Task objective> Scan the lines below; pull out those with "caves".

Excerpt from a dataset>
## Start
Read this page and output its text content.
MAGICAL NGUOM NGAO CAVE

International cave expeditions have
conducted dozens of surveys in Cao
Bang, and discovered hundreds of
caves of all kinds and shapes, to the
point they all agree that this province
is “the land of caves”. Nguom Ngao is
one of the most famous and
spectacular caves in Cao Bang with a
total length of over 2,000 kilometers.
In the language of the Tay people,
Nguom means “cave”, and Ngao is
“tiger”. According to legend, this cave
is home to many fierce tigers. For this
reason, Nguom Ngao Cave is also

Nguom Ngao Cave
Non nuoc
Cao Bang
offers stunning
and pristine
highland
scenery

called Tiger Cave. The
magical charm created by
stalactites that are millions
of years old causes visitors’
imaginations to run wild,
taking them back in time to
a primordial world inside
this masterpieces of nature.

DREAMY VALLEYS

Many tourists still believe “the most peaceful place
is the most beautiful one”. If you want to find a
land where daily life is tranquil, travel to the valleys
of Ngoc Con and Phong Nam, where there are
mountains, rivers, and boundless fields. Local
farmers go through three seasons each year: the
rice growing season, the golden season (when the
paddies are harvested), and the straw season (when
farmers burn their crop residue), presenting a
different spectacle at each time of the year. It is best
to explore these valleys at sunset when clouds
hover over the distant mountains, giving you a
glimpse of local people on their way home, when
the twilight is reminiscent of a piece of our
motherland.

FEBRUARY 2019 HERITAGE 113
## End
## Start
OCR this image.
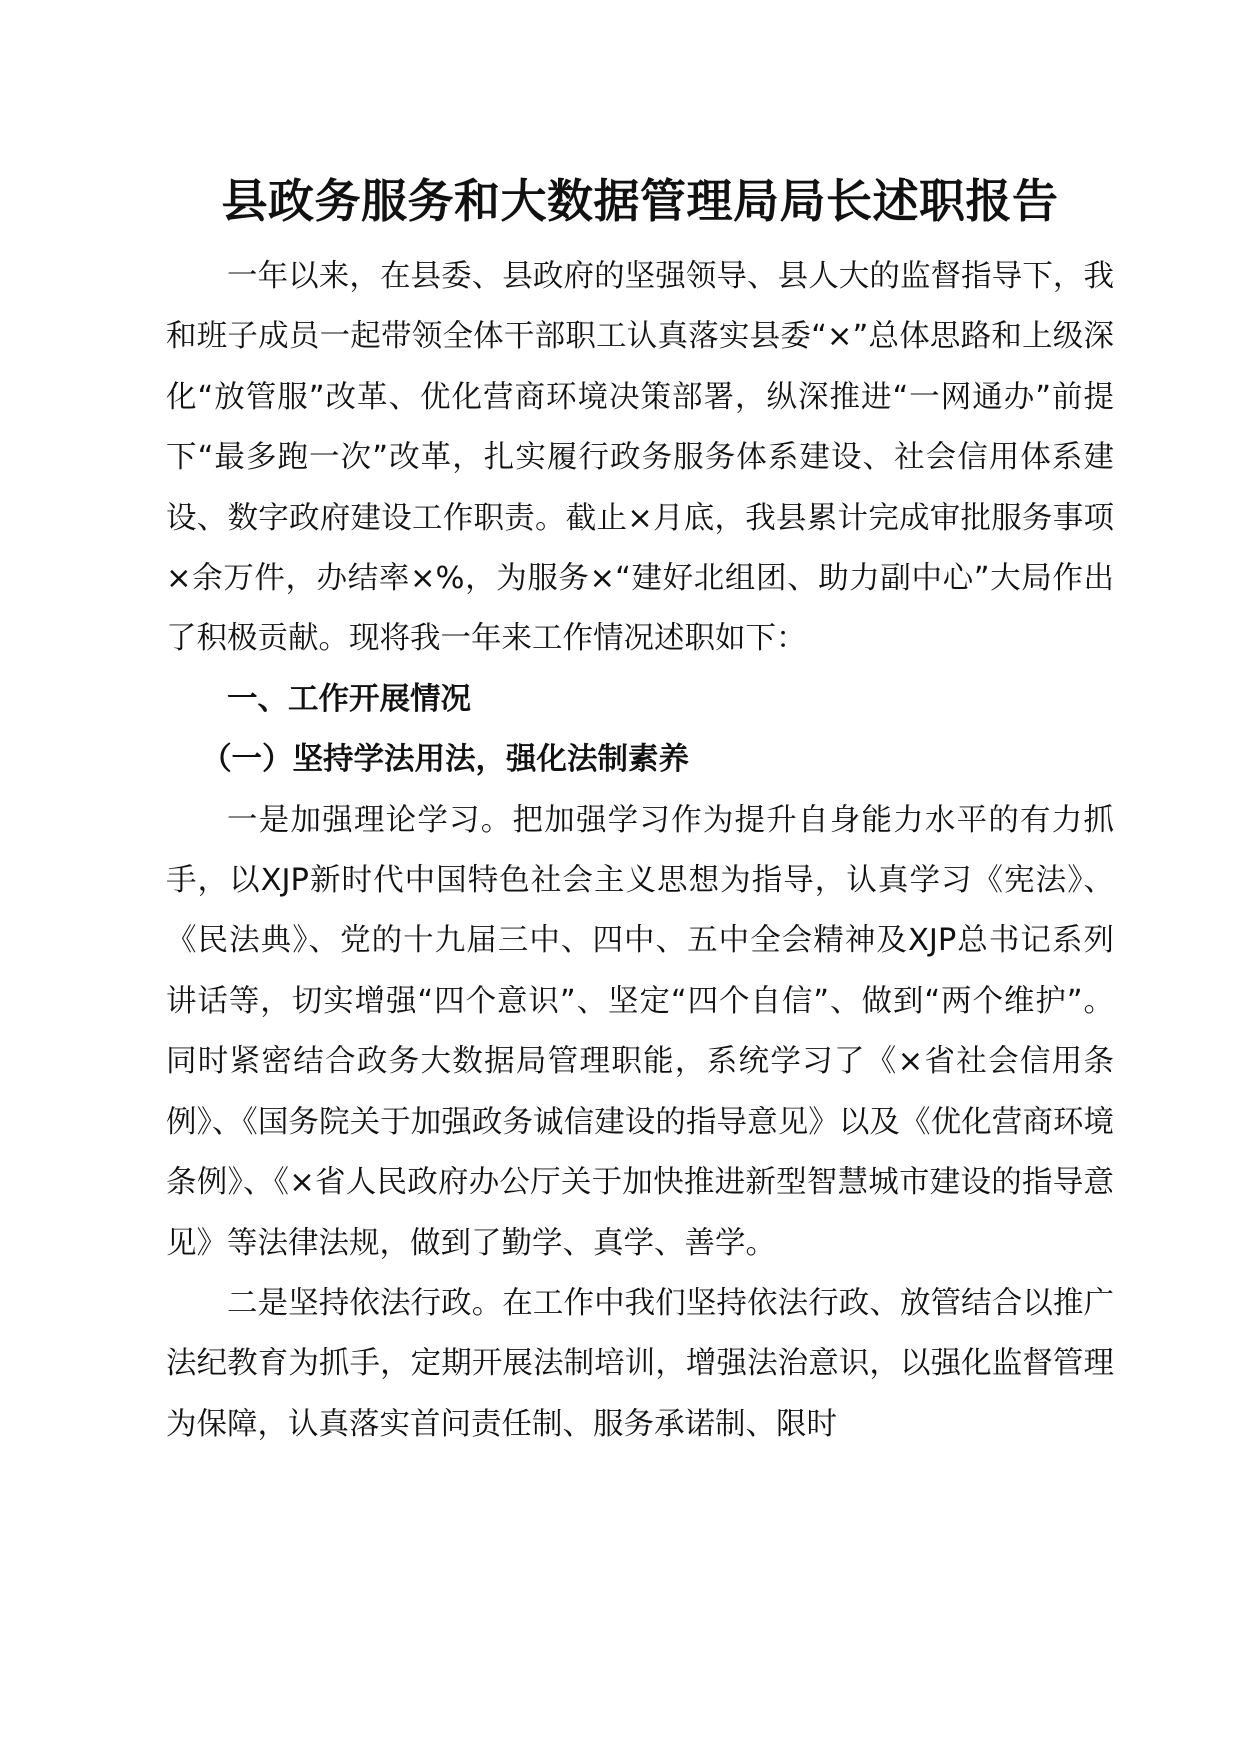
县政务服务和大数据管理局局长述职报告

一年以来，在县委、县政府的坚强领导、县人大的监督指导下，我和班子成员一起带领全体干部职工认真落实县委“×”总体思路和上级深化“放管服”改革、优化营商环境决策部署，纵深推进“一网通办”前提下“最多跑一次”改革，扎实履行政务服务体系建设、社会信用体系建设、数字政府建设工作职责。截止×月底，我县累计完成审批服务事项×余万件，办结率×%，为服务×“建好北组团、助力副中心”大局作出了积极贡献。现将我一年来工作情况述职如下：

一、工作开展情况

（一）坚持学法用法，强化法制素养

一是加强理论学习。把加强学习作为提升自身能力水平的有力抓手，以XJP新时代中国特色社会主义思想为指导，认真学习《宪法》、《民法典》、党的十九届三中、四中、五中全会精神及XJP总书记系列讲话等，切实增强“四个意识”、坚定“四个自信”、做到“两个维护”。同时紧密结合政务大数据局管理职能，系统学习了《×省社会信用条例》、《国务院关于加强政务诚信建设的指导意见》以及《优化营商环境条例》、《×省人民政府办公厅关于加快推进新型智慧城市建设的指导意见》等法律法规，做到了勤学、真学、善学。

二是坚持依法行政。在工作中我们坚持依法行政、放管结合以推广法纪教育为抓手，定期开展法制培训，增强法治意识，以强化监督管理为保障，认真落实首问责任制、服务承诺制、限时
## End
The output>
caves of all kinds and shapes, to the
is “the land of caves”. Nguom Ngao is
spectacular caves in Cao Bang with a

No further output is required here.